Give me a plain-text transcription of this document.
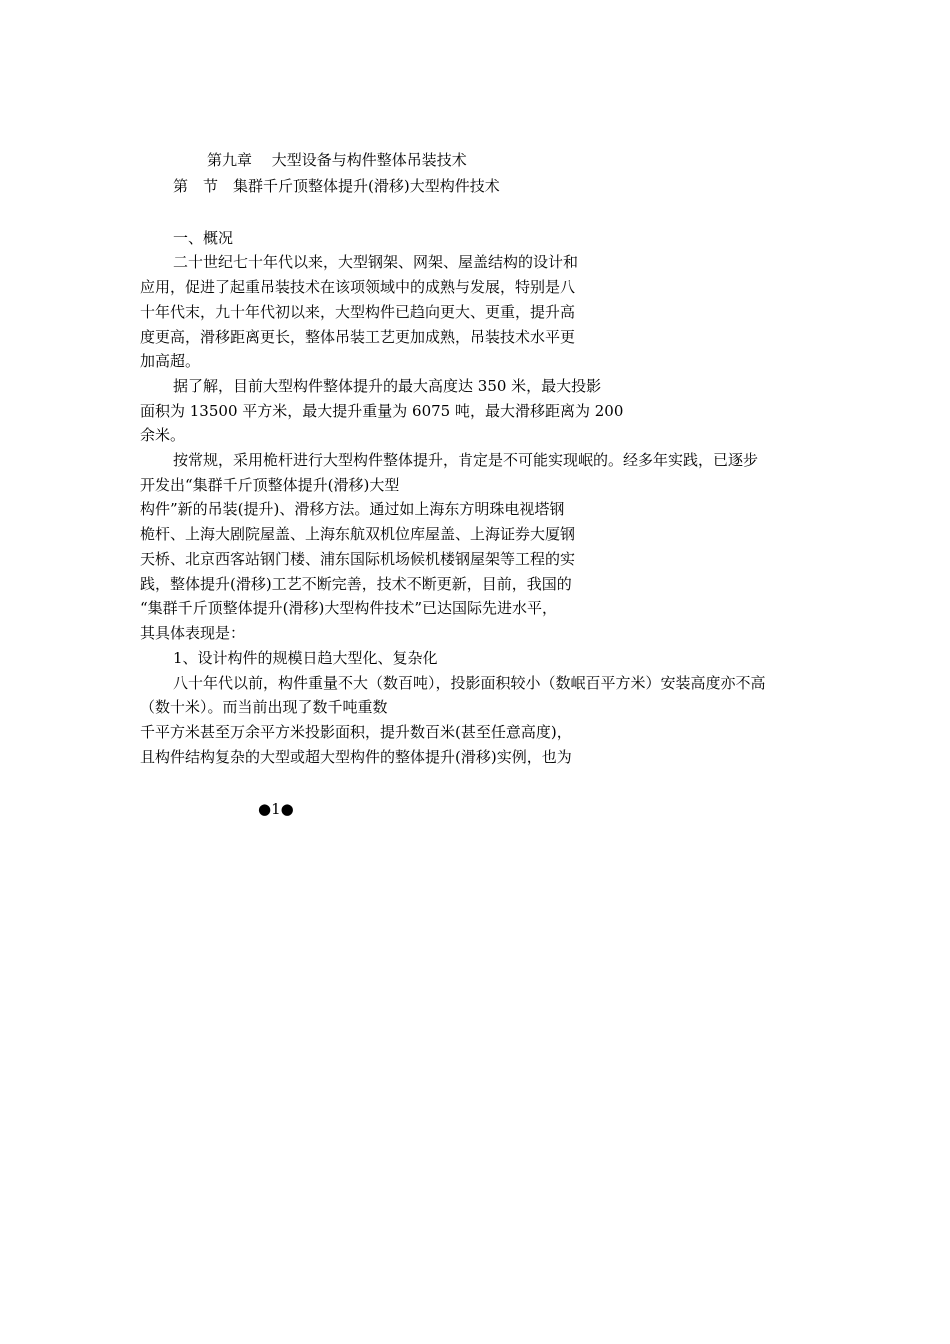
第九章　 大型设备与构件整体吊装技术
第　节　集群千斤顶整体提升(滑移)大型构件技术
一、概况
二十世纪七十年代以来，大型钢架、网架、屋盖结构的设计和
应用，促进了起重吊装技术在该项领域中的成熟与发展，特别是八
十年代末，九十年代初以来，大型构件已趋向更大、更重，提升高
度更高，滑移距离更长，整体吊装工艺更加成熟，吊装技术水平更
加高超。
据了解，目前大型构件整体提升的最大高度达 350 米，最大投影
面积为 13500 平方米，最大提升重量为 6075 吨，最大滑移距离为 200
余米。
按常规，采用桅杆进行大型构件整体提升，肯定是不可能实现岷的。经多年实践，已逐步
开发出“集群千斤顶整体提升(滑移)大型
构件”新的吊装(提升)、滑移方法。通过如上海东方明珠电视塔钢
桅杆、上海大剧院屋盖、上海东航双机位库屋盖、上海证券大厦钢
天桥、北京西客站钢门楼、浦东国际机场候机楼钢屋架等工程的实
践，整体提升(滑移)工艺不断完善，技术不断更新，目前，我国的
“集群千斤顶整体提升(滑移)大型构件技术”已达国际先进水平，
其具体表现是：
1、设计构件的规模日趋大型化、复杂化
八十年代以前，构件重量不大（数百吨），投影面积较小（数岷百平方米）安装高度亦不高
（数十米）。而当前出现了数千吨重数
千平方米甚至万余平方米投影面积，提升数百米(甚至任意高度)，
且构件结构复杂的大型或超大型构件的整体提升(滑移)实例，也为
●1●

▶ **What you have to do**: Gather all the lines that include the word "集群千斤顶整体提升" and copy them out.

▶ **Solution for this problem**:
第　节　集群千斤顶整体提升(滑移)大型构件技术
开发出“集群千斤顶整体提升(滑移)大型
“集群千斤顶整体提升(滑移)大型构件技术”已达国际先进水平，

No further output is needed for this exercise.